| RECORDS TO PROCESS |
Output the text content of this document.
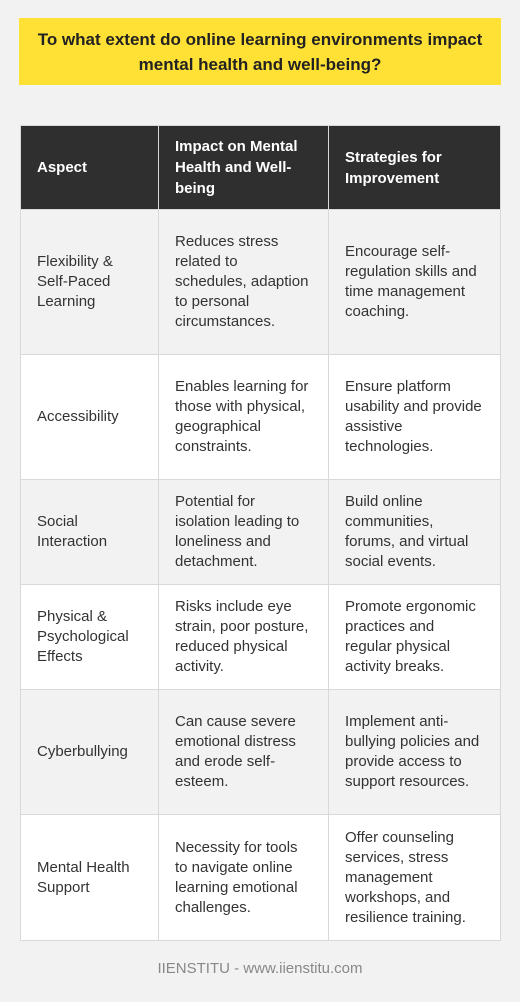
To what extent do online learning environments impact mental health and well-being?
Aspect	Impact on Mental Health and Well-being	Strategies for Improvement
Flexibility & Self-Paced Learning	Reduces stress related to schedules, adaption to personal circumstances.	Encourage self-regulation skills and time management coaching.
Accessibility	Enables learning for those with physical, geographical constraints.	Ensure platform usability and provide assistive technologies.
Social Interaction	Potential for isolation leading to loneliness and detachment.	Build online communities, forums, and virtual social events.
Physical & Psychological Effects	Risks include eye strain, poor posture, reduced physical activity.	Promote ergonomic practices and regular physical activity breaks.
Cyberbullying	Can cause severe emotional distress and erode self-esteem.	Implement anti-bullying policies and provide access to support resources.
Mental Health Support	Necessity for tools to navigate online learning emotional challenges.	Offer counseling services, stress management workshops, and resilience training.
IIENSTITU - www.iienstitu.com
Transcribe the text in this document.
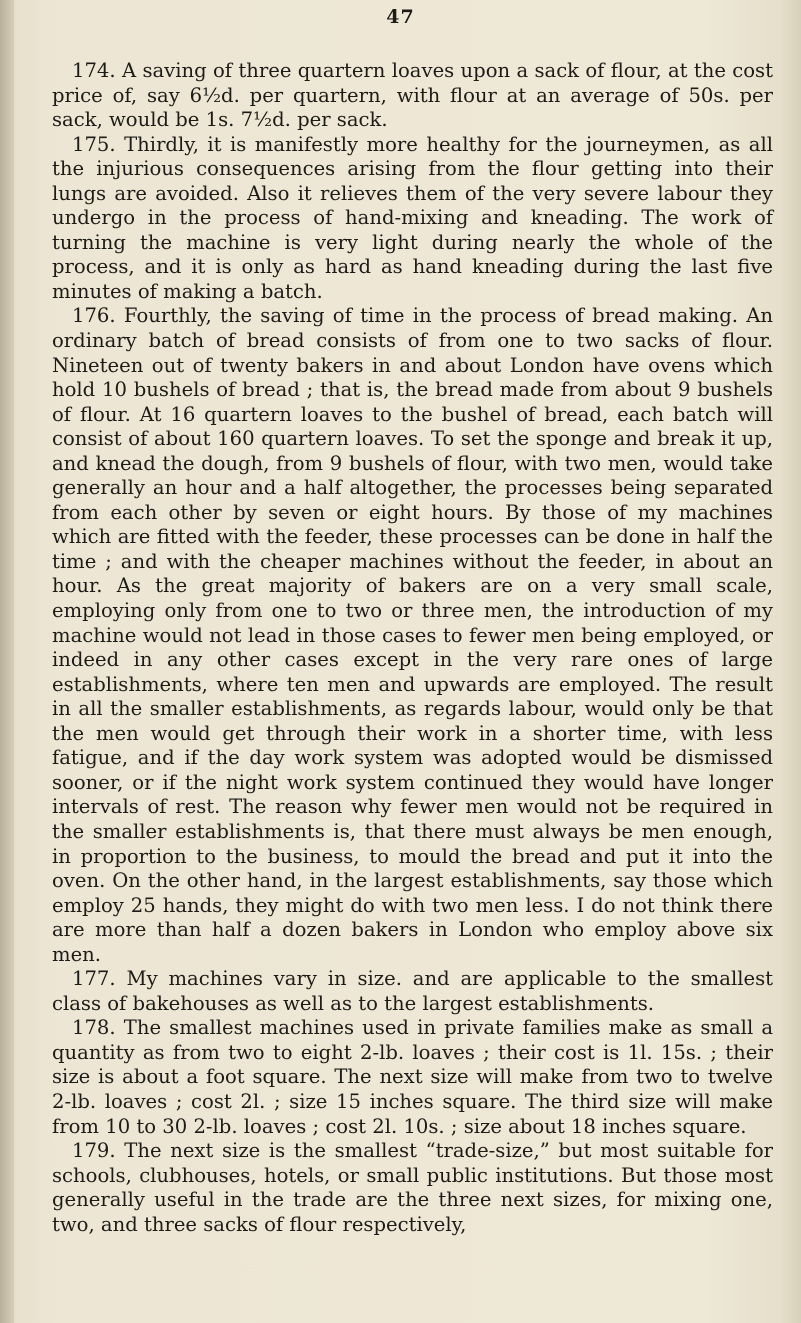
47

174. A saving of three quartern loaves upon a sack of flour, at the cost price of, say 6½d. per quartern, with flour at an average of 50s. per sack, would be 1s. 7½d. per sack.

175. Thirdly, it is manifestly more healthy for the journeymen, as all the injurious consequences arising from the flour getting into their lungs are avoided. Also it relieves them of the very severe labour they undergo in the process of hand-mixing and kneading. The work of turning the machine is very light during nearly the whole of the process, and it is only as hard as hand kneading during the last five minutes of making a batch.

176. Fourthly, the saving of time in the process of bread making. An ordinary batch of bread consists of from one to two sacks of flour. Nineteen out of twenty bakers in and about London have ovens which hold 10 bushels of bread ; that is, the bread made from about 9 bushels of flour. At 16 quartern loaves to the bushel of bread, each batch will consist of about 160 quartern loaves. To set the sponge and break it up, and knead the dough, from 9 bushels of flour, with two men, would take generally an hour and a half altogether, the processes being separated from each other by seven or eight hours. By those of my machines which are fitted with the feeder, these processes can be done in half the time ; and with the cheaper machines without the feeder, in about an hour. As the great majority of bakers are on a very small scale, employing only from one to two or three men, the introduction of my machine would not lead in those cases to fewer men being employed, or indeed in any other cases except in the very rare ones of large establishments, where ten men and upwards are employed. The result in all the smaller establishments, as regards labour, would only be that the men would get through their work in a shorter time, with less fatigue, and if the day work system was adopted would be dismissed sooner, or if the night work system continued they would have longer intervals of rest. The reason why fewer men would not be required in the smaller establishments is, that there must always be men enough, in proportion to the business, to mould the bread and put it into the oven. On the other hand, in the largest establishments, say those which employ 25 hands, they might do with two men less. I do not think there are more than half a dozen bakers in London who employ above six men.

177. My machines vary in size. and are applicable to the smallest class of bakehouses as well as to the largest establishments.

178. The smallest machines used in private families make as small a quantity as from two to eight 2-lb. loaves ; their cost is 1l. 15s. ; their size is about a foot square. The next size will make from two to twelve 2-lb. loaves ; cost 2l. ; size 15 inches square. The third size will make from 10 to 30 2-lb. loaves ; cost 2l. 10s. ; size about 18 inches square.

179. The next size is the smallest “trade-size,” but most suitable for schools, clubhouses, hotels, or small public institutions. But those most generally useful in the trade are the three next sizes, for mixing one, two, and three sacks of flour respectively,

| INSTRUCTIONS TO FOLLOW |
Omit any images, then output the listing exactly.

| IN RESPONSE |
Output the text content of this document.
To what extent do online learning environments impact mental health and well-being?
Aspect	Impact on Mental Health and Well-being	Strategies for Improvement
Flexibility & Self-Paced Learning	Reduces stress related to schedules, adaption to personal circumstances.	Encourage self-regulation skills and time management coaching.
Accessibility	Enables learning for those with physical, geographical constraints.	Ensure platform usability and provide assistive technologies.
Social Interaction	Potential for isolation leading to loneliness and detachment.	Build online communities, forums, and virtual social events.
Physical & Psychological Effects	Risks include eye strain, poor posture, reduced physical activity.	Promote ergonomic practices and regular physical activity breaks.
Cyberbullying	Can cause severe emotional distress and erode self-esteem.	Implement anti-bullying policies and provide access to support resources.
Mental Health Support	Necessity for tools to navigate online learning emotional challenges.	Offer counseling services, stress management workshops, and resilience training.
IIENSTITU - www.iienstitu.com
Transcribe the text in this document.
47

174. A saving of three quartern loaves upon a sack of flour, at the cost price of, say 6½d. per quartern, with flour at an average of 50s. per sack, would be 1s. 7½d. per sack.

175. Thirdly, it is manifestly more healthy for the journeymen, as all the injurious consequences arising from the flour getting into their lungs are avoided. Also it relieves them of the very severe labour they undergo in the process of hand-mixing and kneading. The work of turning the machine is very light during nearly the whole of the process, and it is only as hard as hand kneading during the last five minutes of making a batch.

176. Fourthly, the saving of time in the process of bread making. An ordinary batch of bread consists of from one to two sacks of flour. Nineteen out of twenty bakers in and about London have ovens which hold 10 bushels of bread ; that is, the bread made from about 9 bushels of flour. At 16 quartern loaves to the bushel of bread, each batch will consist of about 160 quartern loaves. To set the sponge and break it up, and knead the dough, from 9 bushels of flour, with two men, would take generally an hour and a half altogether, the processes being separated from each other by seven or eight hours. By those of my machines which are fitted with the feeder, these processes can be done in half the time ; and with the cheaper machines without the feeder, in about an hour. As the great majority of bakers are on a very small scale, employing only from one to two or three men, the introduction of my machine would not lead in those cases to fewer men being employed, or indeed in any other cases except in the very rare ones of large establishments, where ten men and upwards are employed. The result in all the smaller establishments, as regards labour, would only be that the men would get through their work in a shorter time, with less fatigue, and if the day work system was adopted would be dismissed sooner, or if the night work system continued they would have longer intervals of rest. The reason why fewer men would not be required in the smaller establishments is, that there must always be men enough, in proportion to the business, to mould the bread and put it into the oven. On the other hand, in the largest establishments, say those which employ 25 hands, they might do with two men less. I do not think there are more than half a dozen bakers in London who employ above six men.

177. My machines vary in size. and are applicable to the smallest class of bakehouses as well as to the largest establishments.

178. The smallest machines used in private families make as small a quantity as from two to eight 2-lb. loaves ; their cost is 1l. 15s. ; their size is about a foot square. The next size will make from two to twelve 2-lb. loaves ; cost 2l. ; size 15 inches square. The third size will make from 10 to 30 2-lb. loaves ; cost 2l. 10s. ; size about 18 inches square.

179. The next size is the smallest “trade-size,” but most suitable for schools, clubhouses, hotels, or small public institutions. But those most generally useful in the trade are the three next sizes, for mixing one, two, and three sacks of flour respectively,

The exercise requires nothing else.